**Written problem**
Go through the records underneath and write each one out again exactly.

**Material for this exercise**
------------------------------------------------------------------------
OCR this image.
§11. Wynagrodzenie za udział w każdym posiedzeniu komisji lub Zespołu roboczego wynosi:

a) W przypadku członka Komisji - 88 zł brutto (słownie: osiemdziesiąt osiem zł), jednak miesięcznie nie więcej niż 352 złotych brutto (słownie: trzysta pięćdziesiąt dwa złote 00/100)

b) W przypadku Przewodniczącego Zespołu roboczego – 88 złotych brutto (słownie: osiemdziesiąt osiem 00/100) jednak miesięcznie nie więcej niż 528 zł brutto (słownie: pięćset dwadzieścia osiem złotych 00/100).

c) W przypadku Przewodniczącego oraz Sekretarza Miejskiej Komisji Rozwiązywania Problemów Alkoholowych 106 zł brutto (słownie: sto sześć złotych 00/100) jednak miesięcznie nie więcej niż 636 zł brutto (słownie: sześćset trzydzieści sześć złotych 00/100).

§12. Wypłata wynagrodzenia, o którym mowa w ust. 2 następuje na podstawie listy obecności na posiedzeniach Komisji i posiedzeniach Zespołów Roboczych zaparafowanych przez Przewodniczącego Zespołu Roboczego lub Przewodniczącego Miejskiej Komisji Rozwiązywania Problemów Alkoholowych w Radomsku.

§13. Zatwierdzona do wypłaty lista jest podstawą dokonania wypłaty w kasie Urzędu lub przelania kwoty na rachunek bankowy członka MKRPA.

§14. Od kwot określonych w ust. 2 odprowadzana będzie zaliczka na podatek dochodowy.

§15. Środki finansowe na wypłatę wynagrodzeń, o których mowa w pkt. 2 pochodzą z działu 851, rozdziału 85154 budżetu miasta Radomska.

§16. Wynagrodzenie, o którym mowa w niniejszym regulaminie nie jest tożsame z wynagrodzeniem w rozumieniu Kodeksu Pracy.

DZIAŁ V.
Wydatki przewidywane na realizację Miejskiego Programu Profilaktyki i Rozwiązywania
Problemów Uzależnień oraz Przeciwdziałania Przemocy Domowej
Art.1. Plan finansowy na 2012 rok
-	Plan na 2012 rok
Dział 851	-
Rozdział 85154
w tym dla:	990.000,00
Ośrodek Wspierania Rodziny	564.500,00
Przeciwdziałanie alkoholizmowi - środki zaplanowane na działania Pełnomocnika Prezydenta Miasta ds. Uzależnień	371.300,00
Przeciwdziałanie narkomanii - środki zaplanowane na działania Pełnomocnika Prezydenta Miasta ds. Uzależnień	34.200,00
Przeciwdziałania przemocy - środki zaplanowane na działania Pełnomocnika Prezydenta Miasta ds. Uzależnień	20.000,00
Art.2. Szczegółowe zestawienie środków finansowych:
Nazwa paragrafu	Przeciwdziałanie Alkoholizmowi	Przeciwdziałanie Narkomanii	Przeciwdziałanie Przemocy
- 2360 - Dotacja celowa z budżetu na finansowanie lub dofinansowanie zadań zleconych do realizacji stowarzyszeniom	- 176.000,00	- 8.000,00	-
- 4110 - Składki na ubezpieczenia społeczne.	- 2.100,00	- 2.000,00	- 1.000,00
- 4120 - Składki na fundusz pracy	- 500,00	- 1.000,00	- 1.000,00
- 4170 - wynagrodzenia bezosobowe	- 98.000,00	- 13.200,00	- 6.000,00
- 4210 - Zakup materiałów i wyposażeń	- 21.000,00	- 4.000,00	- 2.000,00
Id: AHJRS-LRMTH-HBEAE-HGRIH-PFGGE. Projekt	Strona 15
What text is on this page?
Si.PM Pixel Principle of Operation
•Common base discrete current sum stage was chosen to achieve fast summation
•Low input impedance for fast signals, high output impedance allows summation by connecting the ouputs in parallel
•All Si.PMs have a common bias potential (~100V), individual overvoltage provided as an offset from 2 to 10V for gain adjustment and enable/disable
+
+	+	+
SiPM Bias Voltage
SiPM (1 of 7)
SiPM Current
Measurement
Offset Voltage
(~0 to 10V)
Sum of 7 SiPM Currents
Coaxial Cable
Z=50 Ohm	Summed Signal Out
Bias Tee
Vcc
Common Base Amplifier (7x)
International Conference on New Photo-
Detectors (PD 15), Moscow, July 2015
------------------------------------------------------------------------
**Worked answer**
OCR this image.
§11. Wynagrodzenie za udział w każdym posiedzeniu komisji lub Zespołu roboczego wynosi:

a) W przypadku członka Komisji - 88 zł brutto (słownie: osiemdziesiąt osiem zł), jednak miesięcznie nie więcej niż 352 złotych brutto (słownie: trzysta pięćdziesiąt dwa złote 00/100)

b) W przypadku Przewodniczącego Zespołu roboczego – 88 złotych brutto (słownie: osiemdziesiąt osiem 00/100) jednak miesięcznie nie więcej niż 528 zł brutto (słownie: pięćset dwadzieścia osiem złotych 00/100).

c) W przypadku Przewodniczącego oraz Sekretarza Miejskiej Komisji Rozwiązywania Problemów Alkoholowych 106 zł brutto (słownie: sto sześć złotych 00/100) jednak miesięcznie nie więcej niż 636 zł brutto (słownie: sześćset trzydzieści sześć złotych 00/100).

§12. Wypłata wynagrodzenia, o którym mowa w ust. 2 następuje na podstawie listy obecności na posiedzeniach Komisji i posiedzeniach Zespołów Roboczych zaparafowanych przez Przewodniczącego Zespołu Roboczego lub Przewodniczącego Miejskiej Komisji Rozwiązywania Problemów Alkoholowych w Radomsku.

§13. Zatwierdzona do wypłaty lista jest podstawą dokonania wypłaty w kasie Urzędu lub przelania kwoty na rachunek bankowy członka MKRPA.

§14. Od kwot określonych w ust. 2 odprowadzana będzie zaliczka na podatek dochodowy.

§15. Środki finansowe na wypłatę wynagrodzeń, o których mowa w pkt. 2 pochodzą z działu 851, rozdziału 85154 budżetu miasta Radomska.

§16. Wynagrodzenie, o którym mowa w niniejszym regulaminie nie jest tożsame z wynagrodzeniem w rozumieniu Kodeksu Pracy.

DZIAŁ V.
Wydatki przewidywane na realizację Miejskiego Programu Profilaktyki i Rozwiązywania
Problemów Uzależnień oraz Przeciwdziałania Przemocy Domowej
Art.1. Plan finansowy na 2012 rok
-	Plan na 2012 rok
Dział 851	-
Rozdział 85154
w tym dla:	990.000,00
Ośrodek Wspierania Rodziny	564.500,00
Przeciwdziałanie alkoholizmowi - środki zaplanowane na działania Pełnomocnika Prezydenta Miasta ds. Uzależnień	371.300,00
Przeciwdziałanie narkomanii - środki zaplanowane na działania Pełnomocnika Prezydenta Miasta ds. Uzależnień	34.200,00
Przeciwdziałania przemocy - środki zaplanowane na działania Pełnomocnika Prezydenta Miasta ds. Uzależnień	20.000,00
Art.2. Szczegółowe zestawienie środków finansowych:
Nazwa paragrafu	Przeciwdziałanie Alkoholizmowi	Przeciwdziałanie Narkomanii	Przeciwdziałanie Przemocy
- 2360 - Dotacja celowa z budżetu na finansowanie lub dofinansowanie zadań zleconych do realizacji stowarzyszeniom	- 176.000,00	- 8.000,00	-
- 4110 - Składki na ubezpieczenia społeczne.	- 2.100,00	- 2.000,00	- 1.000,00
- 4120 - Składki na fundusz pracy	- 500,00	- 1.000,00	- 1.000,00
- 4170 - wynagrodzenia bezosobowe	- 98.000,00	- 13.200,00	- 6.000,00
- 4210 - Zakup materiałów i wyposażeń	- 21.000,00	- 4.000,00	- 2.000,00
Id: AHJRS-LRMTH-HBEAE-HGRIH-PFGGE. Projekt	Strona 15
What text is on this page?
Si.PM Pixel Principle of Operation
•Common base discrete current sum stage was chosen to achieve fast summation
•Low input impedance for fast signals, high output impedance allows summation by connecting the ouputs in parallel
•All Si.PMs have a common bias potential (~100V), individual overvoltage provided as an offset from 2 to 10V for gain adjustment and enable/disable
+
+	+	+
SiPM Bias Voltage
SiPM (1 of 7)
SiPM Current
Measurement
Offset Voltage
(~0 to 10V)
Sum of 7 SiPM Currents
Coaxial Cable
Z=50 Ohm	Summed Signal Out
Bias Tee
Vcc
Common Base Amplifier (7x)
International Conference on New Photo-
Detectors (PD 15), Moscow, July 2015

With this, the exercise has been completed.